WHAT YOU HAVE TO DO
Pick out every line in the listings below that contains the string "series".

Element location listings
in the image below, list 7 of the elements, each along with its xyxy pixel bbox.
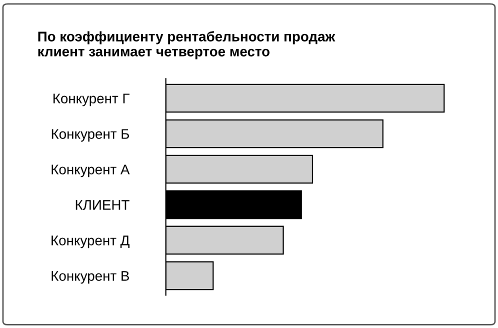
y-tick-label: КЛИЕНТ [76, 200, 130, 210]
y-tick-label: Конкурент Г [54, 94, 130, 106]
y-tick-label: Конкурент В [52, 271, 129, 284]
y-tick-label: Конкурент Д [52, 236, 130, 248]
y-tick-label: Конкурент Б [52, 129, 130, 142]
y-tick-label: Конкурент А [52, 164, 130, 178]
chart-title: По коэффициенту рентабельности продаж клиент занимает четвертое место [38, 31, 336, 60]
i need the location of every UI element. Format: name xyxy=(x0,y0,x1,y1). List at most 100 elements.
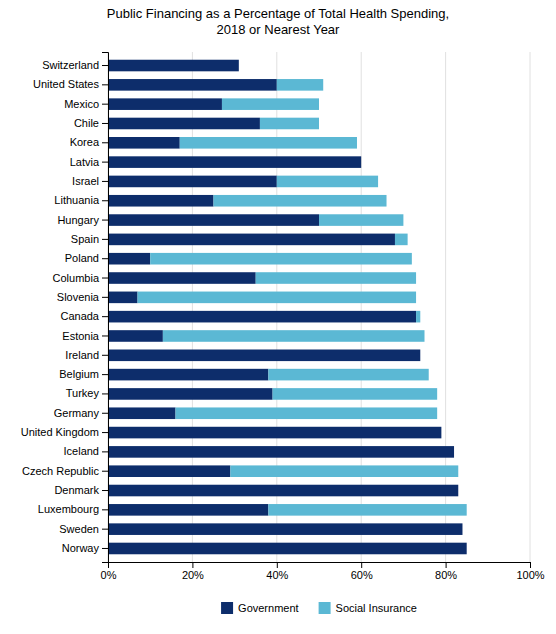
bar xyxy=(108,407,176,419)
tick-label: Iceland xyxy=(64,445,99,457)
tick: Poland xyxy=(65,252,108,264)
bar xyxy=(108,427,441,439)
tick-mark xyxy=(102,451,108,452)
bar xyxy=(108,330,163,342)
tick: Denmark xyxy=(54,484,108,496)
bar xyxy=(150,253,412,265)
tick-mark xyxy=(102,432,108,433)
tick: Sweden xyxy=(59,523,108,535)
tick-label: Belgium xyxy=(59,368,99,380)
bar xyxy=(214,195,387,207)
tick-label: Slovenia xyxy=(57,291,100,303)
tick-label: Chile xyxy=(74,117,99,129)
bar xyxy=(108,98,222,110)
bar xyxy=(138,292,417,304)
bar xyxy=(277,176,378,188)
tick-label: Norway xyxy=(62,542,100,554)
tick-mark xyxy=(102,239,108,240)
tick-mark xyxy=(277,562,278,568)
tick: 20% xyxy=(182,562,204,581)
tick-mark xyxy=(102,278,108,279)
title-line: Public Financing as a Percentage of Tota… xyxy=(107,6,449,21)
axis-line xyxy=(109,563,531,569)
tick-mark xyxy=(102,490,108,491)
tick: Germany xyxy=(54,407,108,419)
tick-label: 80% xyxy=(435,569,457,581)
bars xyxy=(108,60,467,555)
tick: Spain xyxy=(71,233,108,245)
bar xyxy=(108,446,454,458)
tick-label: Latvia xyxy=(70,156,100,168)
legend-swatch xyxy=(319,602,331,614)
series xyxy=(138,79,467,516)
tick: Latvia xyxy=(70,156,108,168)
tick: Hungary xyxy=(57,214,108,226)
bar xyxy=(108,311,416,323)
bar xyxy=(108,272,256,284)
legend-item: Social Insurance xyxy=(319,602,417,614)
tick: Ireland xyxy=(65,349,108,361)
title-line: 2018 or Nearest Year xyxy=(217,22,341,37)
tick-mark xyxy=(102,509,108,510)
grid-line xyxy=(530,52,531,562)
bar xyxy=(108,195,214,207)
bar xyxy=(108,156,361,168)
bar xyxy=(108,79,277,91)
tick-mark xyxy=(530,562,531,568)
series xyxy=(108,60,467,555)
tick-mark xyxy=(102,374,108,375)
tick: United Kingdom xyxy=(21,426,108,438)
bar xyxy=(108,523,462,535)
tick-label: Luxembourg xyxy=(38,503,99,515)
bar xyxy=(108,234,395,246)
legend-label: Social Insurance xyxy=(336,602,417,614)
plot: 0% 20% 40% 60% 80% 100% Switzerland United Stat… xyxy=(21,52,545,581)
grid xyxy=(108,52,530,562)
tick-mark xyxy=(102,316,108,317)
tick-mark xyxy=(102,529,108,530)
tick-label: 0% xyxy=(101,569,117,581)
tick: Mexico xyxy=(64,98,108,110)
tick: 100% xyxy=(516,562,544,581)
tick-label: Poland xyxy=(65,252,99,264)
bar xyxy=(108,292,138,304)
tick: United States xyxy=(33,78,108,90)
tick-label: 40% xyxy=(266,569,288,581)
legend-label: Government xyxy=(238,602,299,614)
bar xyxy=(260,118,319,130)
legend-item: Government xyxy=(221,602,299,614)
tick-label: 60% xyxy=(351,569,373,581)
tick-label: Denmark xyxy=(54,484,99,496)
bar xyxy=(441,427,442,439)
bar xyxy=(466,543,467,555)
tick: Estonia xyxy=(62,329,108,341)
bar xyxy=(180,137,357,149)
tick: Canada xyxy=(60,310,108,322)
tick: Czech Republic xyxy=(22,465,108,477)
tick: Norway xyxy=(62,542,108,554)
tick-label: United Kingdom xyxy=(21,426,99,438)
bar xyxy=(108,350,420,362)
tick-label: Sweden xyxy=(59,523,99,535)
bar xyxy=(462,523,463,535)
bar xyxy=(273,388,438,400)
tick: Turkey xyxy=(66,387,108,399)
tick-mark xyxy=(446,562,447,568)
tick: Korea xyxy=(70,136,108,148)
tick-mark xyxy=(102,471,108,472)
tick-mark xyxy=(102,142,108,143)
tick: Luxembourg xyxy=(38,503,108,515)
tick-label: 20% xyxy=(182,569,204,581)
legend: Government Social Insurance xyxy=(221,602,417,614)
tick: 0% xyxy=(101,562,117,581)
tick-label: Switzerland xyxy=(42,59,99,71)
bar xyxy=(395,234,408,246)
tick-label: Hungary xyxy=(57,214,99,226)
tick: 40% xyxy=(266,562,288,581)
tick-mark xyxy=(102,335,108,336)
bar xyxy=(108,388,273,400)
legend-swatch xyxy=(221,602,233,614)
tick-label: Lithuania xyxy=(54,194,100,206)
tick: Slovenia xyxy=(57,291,108,303)
bar xyxy=(108,465,230,477)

RESULT
series xyxy=(138,79,467,516)
series xyxy=(108,60,467,555)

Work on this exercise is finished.